TASK DESCRIPTION: Search the material below for the word "challenges". Copy every line that has it.

####################

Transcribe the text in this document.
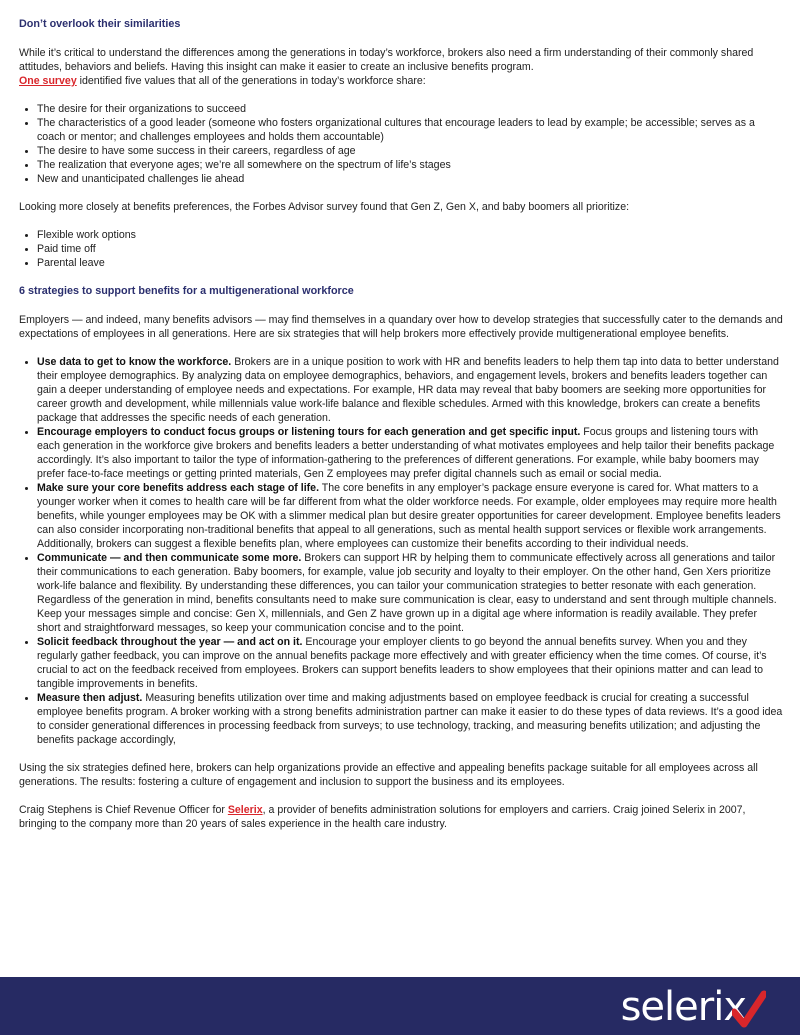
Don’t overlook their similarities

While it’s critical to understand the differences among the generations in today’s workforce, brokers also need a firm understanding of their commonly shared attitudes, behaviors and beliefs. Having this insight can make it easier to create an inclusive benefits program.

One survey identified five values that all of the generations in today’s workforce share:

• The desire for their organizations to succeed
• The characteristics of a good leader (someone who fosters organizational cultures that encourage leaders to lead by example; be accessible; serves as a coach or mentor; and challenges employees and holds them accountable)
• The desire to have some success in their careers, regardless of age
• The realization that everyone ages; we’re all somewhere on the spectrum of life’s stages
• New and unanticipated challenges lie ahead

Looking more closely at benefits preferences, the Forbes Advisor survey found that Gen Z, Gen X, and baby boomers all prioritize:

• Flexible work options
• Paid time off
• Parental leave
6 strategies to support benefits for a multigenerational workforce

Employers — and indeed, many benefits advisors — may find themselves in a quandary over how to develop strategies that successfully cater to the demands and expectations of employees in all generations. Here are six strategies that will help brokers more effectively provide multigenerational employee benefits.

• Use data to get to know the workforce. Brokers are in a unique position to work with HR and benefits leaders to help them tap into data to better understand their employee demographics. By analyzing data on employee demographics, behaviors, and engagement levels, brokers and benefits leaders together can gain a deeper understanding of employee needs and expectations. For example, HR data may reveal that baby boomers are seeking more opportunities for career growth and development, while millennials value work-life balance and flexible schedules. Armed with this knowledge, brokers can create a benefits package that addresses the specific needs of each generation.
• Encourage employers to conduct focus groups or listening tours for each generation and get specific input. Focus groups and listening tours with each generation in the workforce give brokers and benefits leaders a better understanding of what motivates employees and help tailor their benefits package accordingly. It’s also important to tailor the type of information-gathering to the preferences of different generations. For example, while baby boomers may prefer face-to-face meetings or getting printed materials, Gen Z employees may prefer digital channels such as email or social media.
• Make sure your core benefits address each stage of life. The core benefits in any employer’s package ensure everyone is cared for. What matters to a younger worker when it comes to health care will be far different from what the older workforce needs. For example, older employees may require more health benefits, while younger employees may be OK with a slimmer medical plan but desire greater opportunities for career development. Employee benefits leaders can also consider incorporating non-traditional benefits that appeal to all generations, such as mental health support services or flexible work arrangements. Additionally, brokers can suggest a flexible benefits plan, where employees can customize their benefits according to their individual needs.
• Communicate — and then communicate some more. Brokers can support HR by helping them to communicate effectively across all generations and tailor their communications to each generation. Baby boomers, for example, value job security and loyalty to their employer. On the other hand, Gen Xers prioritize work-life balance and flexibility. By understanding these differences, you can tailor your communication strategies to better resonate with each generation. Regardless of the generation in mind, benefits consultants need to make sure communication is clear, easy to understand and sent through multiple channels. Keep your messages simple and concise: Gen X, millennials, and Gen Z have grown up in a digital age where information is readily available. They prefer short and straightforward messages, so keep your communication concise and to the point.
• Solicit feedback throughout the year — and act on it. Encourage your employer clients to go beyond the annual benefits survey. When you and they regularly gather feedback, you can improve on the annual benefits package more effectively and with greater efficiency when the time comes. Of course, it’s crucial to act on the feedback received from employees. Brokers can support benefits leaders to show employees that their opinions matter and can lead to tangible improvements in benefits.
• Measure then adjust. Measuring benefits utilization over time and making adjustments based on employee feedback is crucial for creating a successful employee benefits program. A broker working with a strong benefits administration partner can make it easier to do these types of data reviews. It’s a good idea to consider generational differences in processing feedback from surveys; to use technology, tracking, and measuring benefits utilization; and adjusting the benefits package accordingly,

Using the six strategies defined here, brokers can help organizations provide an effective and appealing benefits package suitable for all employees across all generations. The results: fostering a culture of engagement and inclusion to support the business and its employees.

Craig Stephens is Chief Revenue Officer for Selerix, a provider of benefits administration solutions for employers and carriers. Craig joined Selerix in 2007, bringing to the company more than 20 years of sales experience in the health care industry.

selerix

####################

RESPONSE TO THE EXERCISE:
• The characteristics of a good leader (someone who fosters organizational cultures that encourage leaders to lead by example; be accessible; serves as a coach or mentor; and challenges employees and holds them accountable)
• New and unanticipated challenges lie ahead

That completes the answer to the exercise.